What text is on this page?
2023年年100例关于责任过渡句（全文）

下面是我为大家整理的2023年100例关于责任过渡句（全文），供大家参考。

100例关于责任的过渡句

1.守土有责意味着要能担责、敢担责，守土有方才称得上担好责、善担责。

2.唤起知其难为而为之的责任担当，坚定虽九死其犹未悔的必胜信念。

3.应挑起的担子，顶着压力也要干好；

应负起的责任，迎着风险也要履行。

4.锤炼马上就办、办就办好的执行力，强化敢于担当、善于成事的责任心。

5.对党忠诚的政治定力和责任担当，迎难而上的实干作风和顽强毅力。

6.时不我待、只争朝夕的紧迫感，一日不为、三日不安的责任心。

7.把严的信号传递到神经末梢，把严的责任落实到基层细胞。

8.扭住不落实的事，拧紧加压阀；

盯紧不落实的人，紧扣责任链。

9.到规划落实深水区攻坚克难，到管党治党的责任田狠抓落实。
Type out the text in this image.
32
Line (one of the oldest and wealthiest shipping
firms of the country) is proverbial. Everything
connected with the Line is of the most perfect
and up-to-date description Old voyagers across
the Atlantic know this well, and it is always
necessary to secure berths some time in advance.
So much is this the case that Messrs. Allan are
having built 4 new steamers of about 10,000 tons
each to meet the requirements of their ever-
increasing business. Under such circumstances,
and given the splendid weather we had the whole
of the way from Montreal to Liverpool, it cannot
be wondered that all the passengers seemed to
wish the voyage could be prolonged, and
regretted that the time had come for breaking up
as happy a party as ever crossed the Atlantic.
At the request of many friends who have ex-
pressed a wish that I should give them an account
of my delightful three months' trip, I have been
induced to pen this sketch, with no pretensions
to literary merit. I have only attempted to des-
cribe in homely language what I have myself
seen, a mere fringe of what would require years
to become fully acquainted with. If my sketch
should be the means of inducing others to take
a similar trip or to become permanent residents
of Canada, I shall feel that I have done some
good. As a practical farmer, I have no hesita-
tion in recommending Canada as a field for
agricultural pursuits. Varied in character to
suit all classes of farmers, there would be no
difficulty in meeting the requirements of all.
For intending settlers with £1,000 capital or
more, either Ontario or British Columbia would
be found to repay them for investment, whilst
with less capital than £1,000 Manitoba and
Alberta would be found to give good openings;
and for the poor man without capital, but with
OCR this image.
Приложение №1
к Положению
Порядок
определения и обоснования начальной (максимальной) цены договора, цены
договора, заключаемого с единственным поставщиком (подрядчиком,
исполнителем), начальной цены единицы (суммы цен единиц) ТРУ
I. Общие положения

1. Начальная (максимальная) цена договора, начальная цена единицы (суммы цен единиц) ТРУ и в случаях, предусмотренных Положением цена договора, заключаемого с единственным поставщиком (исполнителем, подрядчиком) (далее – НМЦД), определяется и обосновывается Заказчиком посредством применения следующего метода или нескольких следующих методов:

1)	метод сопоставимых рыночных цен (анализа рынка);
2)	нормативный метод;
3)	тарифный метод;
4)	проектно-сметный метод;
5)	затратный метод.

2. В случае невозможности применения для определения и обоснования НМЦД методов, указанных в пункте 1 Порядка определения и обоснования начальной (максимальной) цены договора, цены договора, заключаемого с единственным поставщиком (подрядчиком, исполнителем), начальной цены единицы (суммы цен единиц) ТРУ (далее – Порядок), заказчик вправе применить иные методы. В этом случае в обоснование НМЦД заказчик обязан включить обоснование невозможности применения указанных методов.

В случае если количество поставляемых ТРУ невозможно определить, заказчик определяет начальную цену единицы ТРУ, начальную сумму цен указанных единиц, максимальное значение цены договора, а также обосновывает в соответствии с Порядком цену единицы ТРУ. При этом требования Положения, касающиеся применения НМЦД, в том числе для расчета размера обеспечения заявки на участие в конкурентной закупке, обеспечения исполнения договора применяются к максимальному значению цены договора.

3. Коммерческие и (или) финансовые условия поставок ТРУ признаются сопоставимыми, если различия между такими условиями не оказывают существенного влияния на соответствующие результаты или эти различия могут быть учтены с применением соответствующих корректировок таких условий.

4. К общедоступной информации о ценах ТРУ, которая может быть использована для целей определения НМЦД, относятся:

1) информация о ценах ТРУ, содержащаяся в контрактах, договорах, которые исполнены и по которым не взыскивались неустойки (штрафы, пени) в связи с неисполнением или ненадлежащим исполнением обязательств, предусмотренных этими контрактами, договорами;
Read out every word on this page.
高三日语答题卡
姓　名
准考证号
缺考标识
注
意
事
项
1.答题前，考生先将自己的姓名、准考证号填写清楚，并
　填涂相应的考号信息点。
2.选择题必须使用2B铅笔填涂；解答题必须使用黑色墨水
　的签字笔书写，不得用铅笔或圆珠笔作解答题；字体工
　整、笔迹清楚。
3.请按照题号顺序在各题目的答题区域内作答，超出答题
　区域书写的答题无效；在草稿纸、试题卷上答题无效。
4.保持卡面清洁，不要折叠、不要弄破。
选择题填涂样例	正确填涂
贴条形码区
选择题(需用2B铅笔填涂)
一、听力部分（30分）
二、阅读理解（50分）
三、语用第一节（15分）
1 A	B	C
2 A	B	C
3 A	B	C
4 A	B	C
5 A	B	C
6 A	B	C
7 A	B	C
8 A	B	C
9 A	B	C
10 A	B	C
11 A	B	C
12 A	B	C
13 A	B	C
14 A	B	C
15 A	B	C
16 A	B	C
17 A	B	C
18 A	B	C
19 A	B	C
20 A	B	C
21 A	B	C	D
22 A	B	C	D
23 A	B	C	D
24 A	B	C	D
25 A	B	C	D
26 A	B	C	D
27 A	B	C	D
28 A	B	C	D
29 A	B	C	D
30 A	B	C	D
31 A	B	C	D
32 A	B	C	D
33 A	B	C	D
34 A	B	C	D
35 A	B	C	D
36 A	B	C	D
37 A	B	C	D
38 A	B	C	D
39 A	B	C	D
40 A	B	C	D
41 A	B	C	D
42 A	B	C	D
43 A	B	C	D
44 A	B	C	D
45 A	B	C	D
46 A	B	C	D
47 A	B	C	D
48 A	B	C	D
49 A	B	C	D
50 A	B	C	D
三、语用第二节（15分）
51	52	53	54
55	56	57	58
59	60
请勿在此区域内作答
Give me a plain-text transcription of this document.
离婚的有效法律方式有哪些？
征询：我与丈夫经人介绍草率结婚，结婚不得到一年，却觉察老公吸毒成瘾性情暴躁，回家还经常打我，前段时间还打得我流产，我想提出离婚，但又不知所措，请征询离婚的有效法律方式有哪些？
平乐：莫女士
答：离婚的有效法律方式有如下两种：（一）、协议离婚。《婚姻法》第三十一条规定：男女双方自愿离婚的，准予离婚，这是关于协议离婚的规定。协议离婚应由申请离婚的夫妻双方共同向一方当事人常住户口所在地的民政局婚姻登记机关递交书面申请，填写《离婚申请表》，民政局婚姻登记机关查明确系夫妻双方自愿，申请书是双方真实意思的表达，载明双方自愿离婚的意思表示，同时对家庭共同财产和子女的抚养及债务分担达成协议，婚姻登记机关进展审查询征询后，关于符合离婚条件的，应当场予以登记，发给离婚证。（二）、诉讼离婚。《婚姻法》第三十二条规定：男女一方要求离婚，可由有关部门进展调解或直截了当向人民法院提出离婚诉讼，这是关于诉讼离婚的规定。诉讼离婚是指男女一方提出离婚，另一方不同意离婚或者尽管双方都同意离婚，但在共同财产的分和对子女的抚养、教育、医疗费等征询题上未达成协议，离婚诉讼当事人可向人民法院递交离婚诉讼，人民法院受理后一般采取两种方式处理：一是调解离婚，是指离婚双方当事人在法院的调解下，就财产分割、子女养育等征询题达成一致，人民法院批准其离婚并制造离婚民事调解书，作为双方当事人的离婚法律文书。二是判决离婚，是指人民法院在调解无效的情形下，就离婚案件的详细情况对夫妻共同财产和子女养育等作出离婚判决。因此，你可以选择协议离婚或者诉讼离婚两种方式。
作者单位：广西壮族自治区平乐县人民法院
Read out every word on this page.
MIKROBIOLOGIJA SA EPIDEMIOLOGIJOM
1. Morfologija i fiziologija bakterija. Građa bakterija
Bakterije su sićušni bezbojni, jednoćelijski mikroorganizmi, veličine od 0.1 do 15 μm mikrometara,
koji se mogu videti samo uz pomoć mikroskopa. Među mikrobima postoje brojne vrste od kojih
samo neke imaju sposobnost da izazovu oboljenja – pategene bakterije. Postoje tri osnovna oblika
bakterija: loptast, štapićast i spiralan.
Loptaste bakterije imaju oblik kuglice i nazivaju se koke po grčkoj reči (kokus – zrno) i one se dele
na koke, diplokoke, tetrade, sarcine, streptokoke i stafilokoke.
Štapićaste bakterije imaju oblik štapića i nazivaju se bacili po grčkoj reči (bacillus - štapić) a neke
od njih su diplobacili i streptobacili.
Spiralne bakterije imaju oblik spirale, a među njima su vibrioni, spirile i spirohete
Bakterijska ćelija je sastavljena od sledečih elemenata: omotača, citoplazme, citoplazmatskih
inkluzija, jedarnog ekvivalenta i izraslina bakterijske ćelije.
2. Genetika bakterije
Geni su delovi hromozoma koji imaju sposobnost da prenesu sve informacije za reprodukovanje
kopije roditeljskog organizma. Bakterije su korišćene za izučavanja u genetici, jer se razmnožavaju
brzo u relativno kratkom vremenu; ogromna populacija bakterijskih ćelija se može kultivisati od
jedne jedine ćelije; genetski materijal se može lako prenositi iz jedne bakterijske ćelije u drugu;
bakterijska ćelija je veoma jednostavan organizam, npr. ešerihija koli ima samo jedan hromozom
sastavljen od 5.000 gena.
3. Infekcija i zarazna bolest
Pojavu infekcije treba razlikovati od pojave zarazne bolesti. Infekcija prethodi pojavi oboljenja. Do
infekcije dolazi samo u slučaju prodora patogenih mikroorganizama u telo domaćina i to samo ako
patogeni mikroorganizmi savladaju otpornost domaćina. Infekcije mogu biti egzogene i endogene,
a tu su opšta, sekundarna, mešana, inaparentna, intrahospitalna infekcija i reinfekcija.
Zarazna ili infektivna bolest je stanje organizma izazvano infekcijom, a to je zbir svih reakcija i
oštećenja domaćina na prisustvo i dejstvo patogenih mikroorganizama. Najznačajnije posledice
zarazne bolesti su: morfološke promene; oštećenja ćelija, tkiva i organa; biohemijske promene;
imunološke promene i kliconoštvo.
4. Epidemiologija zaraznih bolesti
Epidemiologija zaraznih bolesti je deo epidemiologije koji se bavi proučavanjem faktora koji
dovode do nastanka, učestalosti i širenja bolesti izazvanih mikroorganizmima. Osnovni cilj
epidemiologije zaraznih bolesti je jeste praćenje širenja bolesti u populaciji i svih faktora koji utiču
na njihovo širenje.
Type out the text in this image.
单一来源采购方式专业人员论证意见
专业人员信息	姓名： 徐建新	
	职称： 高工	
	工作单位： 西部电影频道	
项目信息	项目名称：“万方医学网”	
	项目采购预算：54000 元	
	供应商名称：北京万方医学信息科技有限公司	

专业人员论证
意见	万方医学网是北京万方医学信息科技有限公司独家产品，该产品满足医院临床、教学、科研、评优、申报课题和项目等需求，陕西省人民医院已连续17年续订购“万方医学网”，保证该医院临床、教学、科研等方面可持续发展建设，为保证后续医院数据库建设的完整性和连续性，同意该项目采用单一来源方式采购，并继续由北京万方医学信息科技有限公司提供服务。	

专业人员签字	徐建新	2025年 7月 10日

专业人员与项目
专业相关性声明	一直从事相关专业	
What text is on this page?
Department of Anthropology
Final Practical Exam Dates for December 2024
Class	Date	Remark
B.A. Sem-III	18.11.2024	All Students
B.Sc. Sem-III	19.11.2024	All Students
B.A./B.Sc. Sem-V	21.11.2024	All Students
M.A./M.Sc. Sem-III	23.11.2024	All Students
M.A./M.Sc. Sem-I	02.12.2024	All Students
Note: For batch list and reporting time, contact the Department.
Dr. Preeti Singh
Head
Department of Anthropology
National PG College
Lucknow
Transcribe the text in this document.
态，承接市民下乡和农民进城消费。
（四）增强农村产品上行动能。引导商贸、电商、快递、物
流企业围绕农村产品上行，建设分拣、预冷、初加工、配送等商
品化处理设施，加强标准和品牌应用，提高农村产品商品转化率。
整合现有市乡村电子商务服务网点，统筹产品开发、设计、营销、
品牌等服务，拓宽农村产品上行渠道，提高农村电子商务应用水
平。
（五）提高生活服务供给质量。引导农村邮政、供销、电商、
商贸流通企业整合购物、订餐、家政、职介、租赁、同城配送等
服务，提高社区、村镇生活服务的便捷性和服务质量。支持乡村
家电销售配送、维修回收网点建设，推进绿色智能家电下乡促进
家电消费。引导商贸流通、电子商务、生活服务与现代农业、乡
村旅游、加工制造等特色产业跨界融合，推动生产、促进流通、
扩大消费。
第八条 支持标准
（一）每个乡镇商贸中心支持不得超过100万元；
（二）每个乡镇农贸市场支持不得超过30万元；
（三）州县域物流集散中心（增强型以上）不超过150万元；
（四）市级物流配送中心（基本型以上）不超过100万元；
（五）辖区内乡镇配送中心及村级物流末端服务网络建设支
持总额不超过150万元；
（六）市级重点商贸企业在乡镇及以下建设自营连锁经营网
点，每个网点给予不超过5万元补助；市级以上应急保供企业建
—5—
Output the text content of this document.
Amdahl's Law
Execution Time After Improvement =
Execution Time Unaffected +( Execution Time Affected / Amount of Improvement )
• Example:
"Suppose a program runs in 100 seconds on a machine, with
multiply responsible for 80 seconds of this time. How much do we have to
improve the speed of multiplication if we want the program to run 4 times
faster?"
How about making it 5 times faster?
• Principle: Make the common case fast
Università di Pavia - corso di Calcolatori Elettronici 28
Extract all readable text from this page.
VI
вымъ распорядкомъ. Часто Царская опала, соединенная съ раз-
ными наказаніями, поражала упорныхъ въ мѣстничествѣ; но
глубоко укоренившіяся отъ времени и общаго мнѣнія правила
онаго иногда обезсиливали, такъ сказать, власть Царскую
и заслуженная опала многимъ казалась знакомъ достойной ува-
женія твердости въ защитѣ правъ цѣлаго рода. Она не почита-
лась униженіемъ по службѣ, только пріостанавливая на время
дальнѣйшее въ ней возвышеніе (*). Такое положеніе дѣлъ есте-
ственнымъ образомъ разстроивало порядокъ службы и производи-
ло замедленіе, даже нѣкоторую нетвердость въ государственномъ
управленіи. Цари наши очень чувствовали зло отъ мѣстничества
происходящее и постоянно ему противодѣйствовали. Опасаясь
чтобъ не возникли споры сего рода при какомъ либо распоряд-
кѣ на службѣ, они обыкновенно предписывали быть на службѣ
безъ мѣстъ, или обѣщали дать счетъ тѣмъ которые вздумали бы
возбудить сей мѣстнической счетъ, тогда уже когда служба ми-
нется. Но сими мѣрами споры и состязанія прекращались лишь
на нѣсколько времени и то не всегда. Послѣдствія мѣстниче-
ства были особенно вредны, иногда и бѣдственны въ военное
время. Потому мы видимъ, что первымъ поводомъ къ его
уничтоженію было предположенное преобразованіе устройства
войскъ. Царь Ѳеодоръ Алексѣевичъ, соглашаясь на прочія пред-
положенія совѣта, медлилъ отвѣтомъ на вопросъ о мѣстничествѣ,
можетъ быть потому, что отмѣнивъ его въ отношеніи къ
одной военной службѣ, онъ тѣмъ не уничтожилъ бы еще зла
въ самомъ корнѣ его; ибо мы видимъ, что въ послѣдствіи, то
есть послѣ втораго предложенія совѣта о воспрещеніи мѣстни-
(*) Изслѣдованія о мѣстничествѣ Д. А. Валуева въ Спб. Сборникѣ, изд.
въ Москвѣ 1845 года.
▬▬▬▬▬▬
Stated task: Give again the lines from the line holding "Extract all readable text from this page." through the close of the listing, both included, exactly as written and with nothing else.

Written answer:
Extract all readable text from this page.
VI
вымъ распорядкомъ. Часто Царская опала, соединенная съ раз-
ными наказаніями, поражала упорныхъ въ мѣстничествѣ; но
глубоко укоренившіяся отъ времени и общаго мнѣнія правила
онаго иногда обезсиливали, такъ сказать, власть Царскую
и заслуженная опала многимъ казалась знакомъ достойной ува-
женія твердости въ защитѣ правъ цѣлаго рода. Она не почита-
лась униженіемъ по службѣ, только пріостанавливая на время
дальнѣйшее въ ней возвышеніе (*). Такое положеніе дѣлъ есте-
ственнымъ образомъ разстроивало порядокъ службы и производи-
ло замедленіе, даже нѣкоторую нетвердость въ государственномъ
управленіи. Цари наши очень чувствовали зло отъ мѣстничества
происходящее и постоянно ему противодѣйствовали. Опасаясь
чтобъ не возникли споры сего рода при какомъ либо распоряд-
кѣ на службѣ, они обыкновенно предписывали быть на службѣ
безъ мѣстъ, или обѣщали дать счетъ тѣмъ которые вздумали бы
возбудить сей мѣстнической счетъ, тогда уже когда служба ми-
нется. Но сими мѣрами споры и состязанія прекращались лишь
на нѣсколько времени и то не всегда. Послѣдствія мѣстниче-
ства были особенно вредны, иногда и бѣдственны въ военное
время. Потому мы видимъ, что первымъ поводомъ къ его
уничтоженію было предположенное преобразованіе устройства
войскъ. Царь Ѳеодоръ Алексѣевичъ, соглашаясь на прочія пред-
положенія совѣта, медлилъ отвѣтомъ на вопросъ о мѣстничествѣ,
можетъ быть потому, что отмѣнивъ его въ отношеніи къ
одной военной службѣ, онъ тѣмъ не уничтожилъ бы еще зла
въ самомъ корнѣ его; ибо мы видимъ, что въ послѣдствіи, то
есть послѣ втораго предложенія совѣта о воспрещеніи мѣстни-
(*) Изслѣдованія о мѣстничествѣ Д. А. Валуева въ Спб. Сборникѣ, изд.
въ Москвѣ 1845 года.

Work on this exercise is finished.